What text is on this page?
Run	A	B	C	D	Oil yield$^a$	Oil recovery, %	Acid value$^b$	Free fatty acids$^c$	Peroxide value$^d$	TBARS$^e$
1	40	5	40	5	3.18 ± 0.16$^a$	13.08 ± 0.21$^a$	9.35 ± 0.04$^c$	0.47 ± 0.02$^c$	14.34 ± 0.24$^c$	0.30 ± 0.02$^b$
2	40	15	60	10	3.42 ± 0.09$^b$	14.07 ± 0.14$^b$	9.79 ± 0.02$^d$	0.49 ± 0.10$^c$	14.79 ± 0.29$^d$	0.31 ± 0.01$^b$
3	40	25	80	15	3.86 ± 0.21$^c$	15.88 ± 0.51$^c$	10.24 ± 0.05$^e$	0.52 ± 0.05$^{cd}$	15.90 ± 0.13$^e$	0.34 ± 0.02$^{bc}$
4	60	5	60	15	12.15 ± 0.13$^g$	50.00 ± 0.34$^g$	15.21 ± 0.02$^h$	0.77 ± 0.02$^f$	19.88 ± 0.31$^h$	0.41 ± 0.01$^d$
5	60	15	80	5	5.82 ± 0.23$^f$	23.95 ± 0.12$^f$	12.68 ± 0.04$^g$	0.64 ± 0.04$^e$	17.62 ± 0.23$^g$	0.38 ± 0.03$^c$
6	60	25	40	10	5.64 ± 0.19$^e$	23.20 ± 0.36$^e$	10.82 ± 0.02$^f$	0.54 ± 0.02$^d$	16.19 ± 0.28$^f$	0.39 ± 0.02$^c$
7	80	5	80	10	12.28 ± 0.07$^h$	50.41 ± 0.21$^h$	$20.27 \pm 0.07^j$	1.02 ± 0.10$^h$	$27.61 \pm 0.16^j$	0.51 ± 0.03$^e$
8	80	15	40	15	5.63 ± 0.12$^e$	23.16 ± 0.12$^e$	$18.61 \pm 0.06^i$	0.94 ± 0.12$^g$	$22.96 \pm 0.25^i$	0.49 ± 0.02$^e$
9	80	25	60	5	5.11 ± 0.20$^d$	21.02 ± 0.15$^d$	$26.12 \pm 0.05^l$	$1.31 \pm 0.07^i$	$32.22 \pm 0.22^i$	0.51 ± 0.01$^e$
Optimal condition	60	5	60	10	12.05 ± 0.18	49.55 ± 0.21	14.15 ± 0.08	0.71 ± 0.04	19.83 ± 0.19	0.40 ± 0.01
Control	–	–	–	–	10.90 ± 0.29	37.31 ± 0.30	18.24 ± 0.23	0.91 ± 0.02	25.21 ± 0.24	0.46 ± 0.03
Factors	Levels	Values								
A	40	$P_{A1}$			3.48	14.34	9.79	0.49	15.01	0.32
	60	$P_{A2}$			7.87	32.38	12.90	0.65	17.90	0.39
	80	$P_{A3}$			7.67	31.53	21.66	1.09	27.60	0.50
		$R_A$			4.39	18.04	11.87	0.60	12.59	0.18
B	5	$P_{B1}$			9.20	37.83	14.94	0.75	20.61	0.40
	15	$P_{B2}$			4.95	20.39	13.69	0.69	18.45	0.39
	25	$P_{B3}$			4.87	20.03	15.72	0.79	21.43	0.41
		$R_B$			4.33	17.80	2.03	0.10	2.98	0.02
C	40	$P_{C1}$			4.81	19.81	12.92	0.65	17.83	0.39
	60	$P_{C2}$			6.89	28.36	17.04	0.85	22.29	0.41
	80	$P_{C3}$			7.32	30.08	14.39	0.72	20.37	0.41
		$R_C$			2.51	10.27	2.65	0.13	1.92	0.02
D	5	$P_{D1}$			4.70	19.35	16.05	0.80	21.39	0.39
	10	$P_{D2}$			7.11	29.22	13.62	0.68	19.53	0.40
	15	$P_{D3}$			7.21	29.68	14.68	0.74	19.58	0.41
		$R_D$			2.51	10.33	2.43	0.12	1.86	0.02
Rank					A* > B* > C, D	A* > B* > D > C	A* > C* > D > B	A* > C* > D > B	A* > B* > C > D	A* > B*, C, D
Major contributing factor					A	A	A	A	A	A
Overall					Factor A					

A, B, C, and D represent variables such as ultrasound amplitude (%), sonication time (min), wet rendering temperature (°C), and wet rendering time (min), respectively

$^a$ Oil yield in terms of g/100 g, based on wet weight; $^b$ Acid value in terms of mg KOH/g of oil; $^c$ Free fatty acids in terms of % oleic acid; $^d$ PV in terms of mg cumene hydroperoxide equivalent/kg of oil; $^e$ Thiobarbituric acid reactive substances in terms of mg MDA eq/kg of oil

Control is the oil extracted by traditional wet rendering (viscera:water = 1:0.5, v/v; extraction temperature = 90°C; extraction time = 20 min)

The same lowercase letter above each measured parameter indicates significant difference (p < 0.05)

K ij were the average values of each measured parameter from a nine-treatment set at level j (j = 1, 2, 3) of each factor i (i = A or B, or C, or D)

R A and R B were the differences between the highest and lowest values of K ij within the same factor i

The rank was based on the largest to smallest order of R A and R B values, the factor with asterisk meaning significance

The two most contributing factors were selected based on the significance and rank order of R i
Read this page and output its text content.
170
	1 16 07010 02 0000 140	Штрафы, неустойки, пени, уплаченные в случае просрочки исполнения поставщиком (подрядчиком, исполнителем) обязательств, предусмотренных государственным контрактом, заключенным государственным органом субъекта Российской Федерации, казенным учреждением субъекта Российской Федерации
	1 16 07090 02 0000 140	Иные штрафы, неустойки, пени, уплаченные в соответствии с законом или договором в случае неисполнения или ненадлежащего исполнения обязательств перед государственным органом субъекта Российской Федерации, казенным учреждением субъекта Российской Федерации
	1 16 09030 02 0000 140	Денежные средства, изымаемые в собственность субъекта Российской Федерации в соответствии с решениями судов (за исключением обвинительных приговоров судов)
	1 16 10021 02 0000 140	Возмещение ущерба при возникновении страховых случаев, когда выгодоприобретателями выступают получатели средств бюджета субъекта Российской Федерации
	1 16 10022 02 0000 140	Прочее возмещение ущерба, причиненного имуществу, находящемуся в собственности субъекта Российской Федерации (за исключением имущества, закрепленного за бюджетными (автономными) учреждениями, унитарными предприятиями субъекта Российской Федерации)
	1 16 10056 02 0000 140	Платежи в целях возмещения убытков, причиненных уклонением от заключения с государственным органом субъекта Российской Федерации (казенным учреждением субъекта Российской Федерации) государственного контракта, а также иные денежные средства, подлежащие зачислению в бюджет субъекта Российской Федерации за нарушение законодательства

* * * *

● **PROBLEM DETAILS**: Copy every line in the entries above that has the string "Free" in it.

● **THE RESULT**:
Run	A	B	C	D	Oil yield$^a$	Oil recovery, %	Acid value$^b$	Free fatty acids$^c$	Peroxide value$^d$	TBARS$^e$
$^a$ Oil yield in terms of g/100 g, based on wet weight; $^b$ Acid value in terms of mg KOH/g of oil; $^c$ Free fatty acids in terms of % oleic acid; $^d$ PV in terms of mg cumene hydroperoxide equivalent/kg of oil; $^e$ Thiobarbituric acid reactive substances in terms of mg MDA eq/kg of oil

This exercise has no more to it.